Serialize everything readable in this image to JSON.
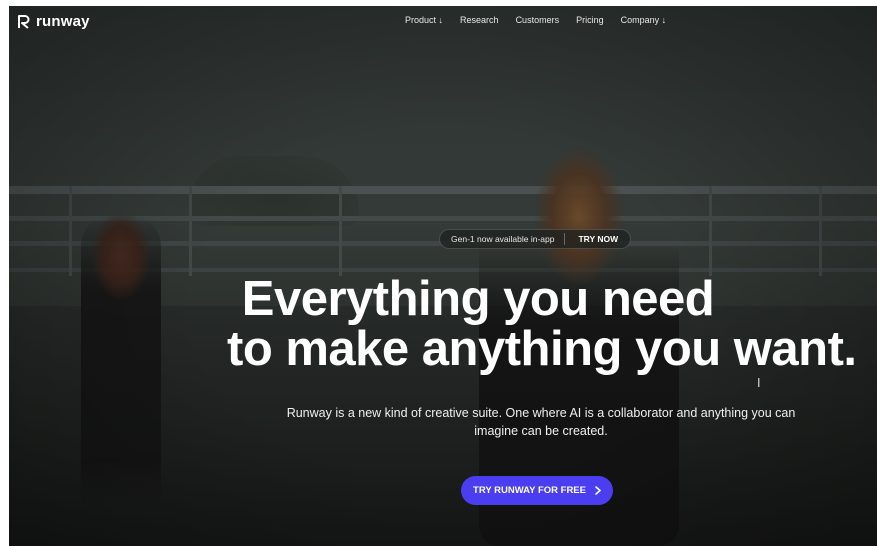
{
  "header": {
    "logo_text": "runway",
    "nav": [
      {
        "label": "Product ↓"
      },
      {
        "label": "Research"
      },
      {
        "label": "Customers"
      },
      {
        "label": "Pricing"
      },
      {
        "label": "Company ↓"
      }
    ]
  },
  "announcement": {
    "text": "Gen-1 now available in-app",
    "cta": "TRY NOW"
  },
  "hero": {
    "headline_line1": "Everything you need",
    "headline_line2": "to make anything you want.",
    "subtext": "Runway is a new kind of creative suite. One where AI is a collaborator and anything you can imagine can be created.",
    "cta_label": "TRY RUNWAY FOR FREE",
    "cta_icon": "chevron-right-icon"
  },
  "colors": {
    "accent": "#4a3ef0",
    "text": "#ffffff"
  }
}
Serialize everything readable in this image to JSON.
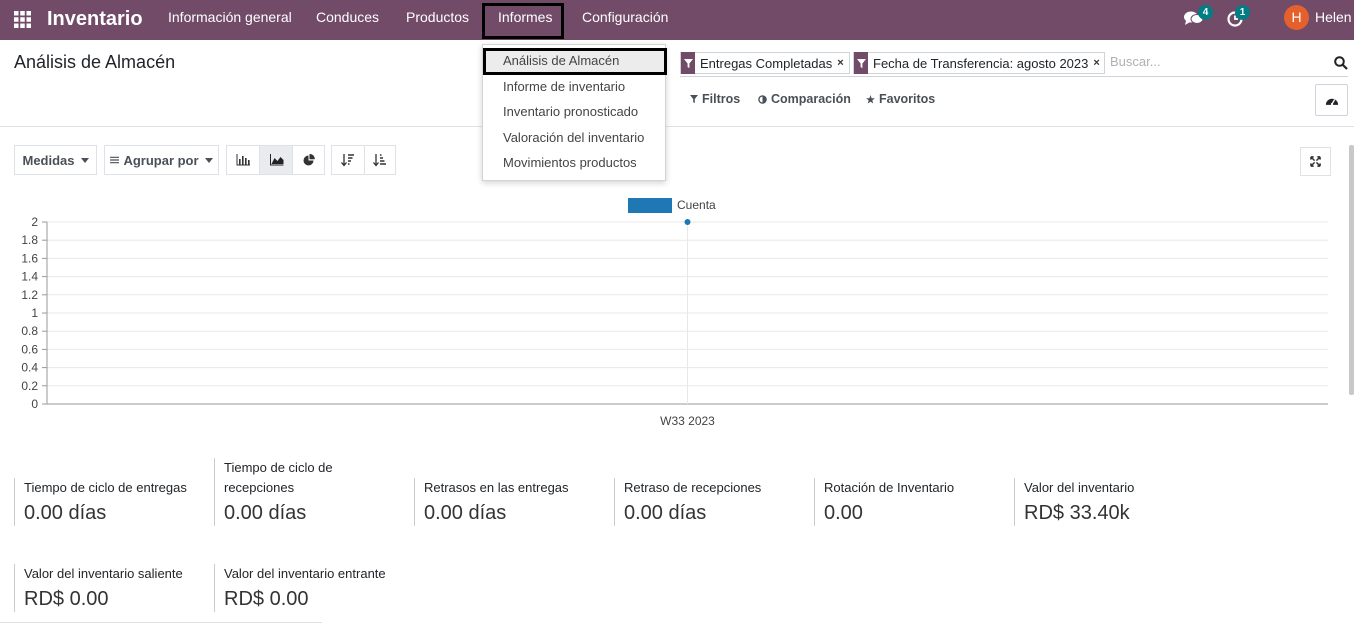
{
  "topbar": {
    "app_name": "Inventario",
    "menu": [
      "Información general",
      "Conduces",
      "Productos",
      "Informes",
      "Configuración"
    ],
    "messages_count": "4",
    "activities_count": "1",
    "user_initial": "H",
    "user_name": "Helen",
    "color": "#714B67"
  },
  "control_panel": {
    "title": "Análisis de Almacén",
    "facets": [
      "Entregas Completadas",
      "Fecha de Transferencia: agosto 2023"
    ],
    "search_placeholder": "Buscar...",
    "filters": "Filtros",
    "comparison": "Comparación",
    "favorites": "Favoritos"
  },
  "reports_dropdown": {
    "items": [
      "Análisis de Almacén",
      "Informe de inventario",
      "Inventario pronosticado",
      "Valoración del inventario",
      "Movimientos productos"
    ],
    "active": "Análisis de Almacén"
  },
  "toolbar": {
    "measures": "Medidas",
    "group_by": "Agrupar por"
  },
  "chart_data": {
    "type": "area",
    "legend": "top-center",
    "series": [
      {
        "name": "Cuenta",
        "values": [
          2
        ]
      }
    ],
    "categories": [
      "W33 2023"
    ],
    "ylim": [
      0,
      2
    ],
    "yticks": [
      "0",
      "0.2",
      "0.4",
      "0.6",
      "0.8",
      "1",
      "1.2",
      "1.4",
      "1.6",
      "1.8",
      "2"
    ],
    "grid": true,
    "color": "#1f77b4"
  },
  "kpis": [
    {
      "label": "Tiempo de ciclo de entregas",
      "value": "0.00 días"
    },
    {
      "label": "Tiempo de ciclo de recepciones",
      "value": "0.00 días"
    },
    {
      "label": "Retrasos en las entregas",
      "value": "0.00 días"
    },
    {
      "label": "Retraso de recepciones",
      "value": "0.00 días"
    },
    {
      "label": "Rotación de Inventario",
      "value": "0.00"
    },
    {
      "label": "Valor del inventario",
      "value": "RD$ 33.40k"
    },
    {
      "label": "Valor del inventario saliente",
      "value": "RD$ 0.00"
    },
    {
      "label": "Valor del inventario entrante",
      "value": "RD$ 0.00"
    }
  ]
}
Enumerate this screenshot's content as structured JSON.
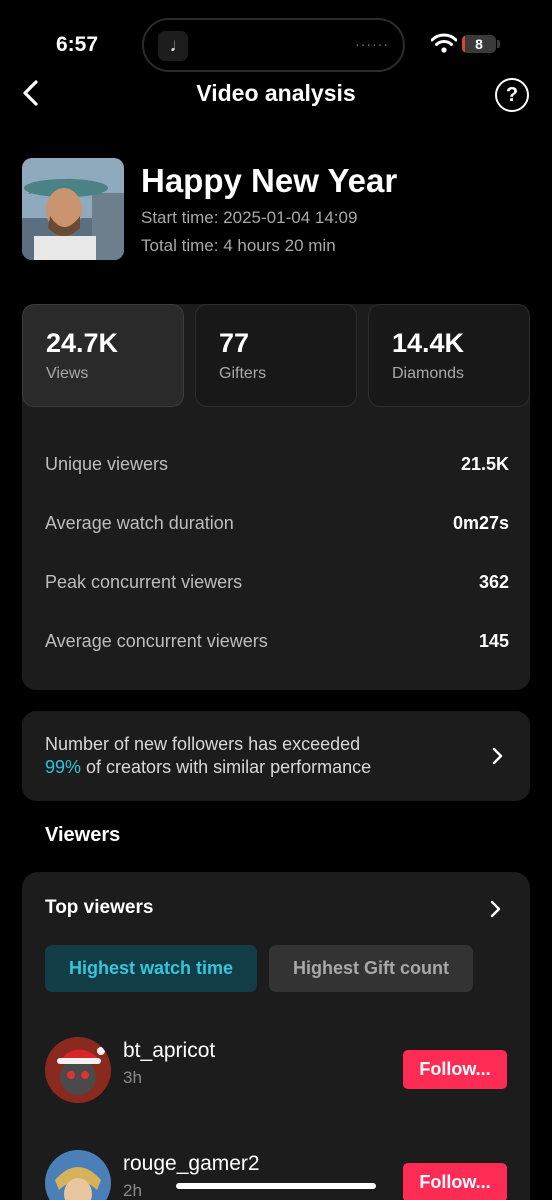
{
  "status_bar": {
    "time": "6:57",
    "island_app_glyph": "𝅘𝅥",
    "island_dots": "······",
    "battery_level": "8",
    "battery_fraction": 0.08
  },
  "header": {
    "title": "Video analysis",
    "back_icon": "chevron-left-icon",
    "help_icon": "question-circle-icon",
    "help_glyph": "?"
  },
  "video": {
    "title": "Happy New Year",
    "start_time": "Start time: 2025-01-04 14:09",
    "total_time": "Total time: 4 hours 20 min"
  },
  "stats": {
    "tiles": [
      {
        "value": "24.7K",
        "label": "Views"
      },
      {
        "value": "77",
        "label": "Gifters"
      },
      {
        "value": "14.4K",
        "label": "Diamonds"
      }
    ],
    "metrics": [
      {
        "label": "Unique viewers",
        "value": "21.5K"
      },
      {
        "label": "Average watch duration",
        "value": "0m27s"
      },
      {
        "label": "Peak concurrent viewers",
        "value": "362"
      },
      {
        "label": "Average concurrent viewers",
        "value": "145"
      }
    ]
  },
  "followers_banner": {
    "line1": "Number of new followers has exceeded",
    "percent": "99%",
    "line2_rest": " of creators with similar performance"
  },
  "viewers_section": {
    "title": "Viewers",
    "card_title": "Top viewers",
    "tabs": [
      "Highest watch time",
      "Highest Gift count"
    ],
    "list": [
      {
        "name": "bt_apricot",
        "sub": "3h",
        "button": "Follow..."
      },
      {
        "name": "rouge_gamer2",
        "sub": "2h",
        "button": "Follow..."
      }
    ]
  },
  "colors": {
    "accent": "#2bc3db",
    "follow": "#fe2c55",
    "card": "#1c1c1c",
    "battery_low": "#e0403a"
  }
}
#####
Exercise description :: Find each line holding the word "ciclo" and copy it.

Task output ::
      "label": "Tiempo de ciclo de entregas",
      "label": "Tiempo de ciclo de recepciones",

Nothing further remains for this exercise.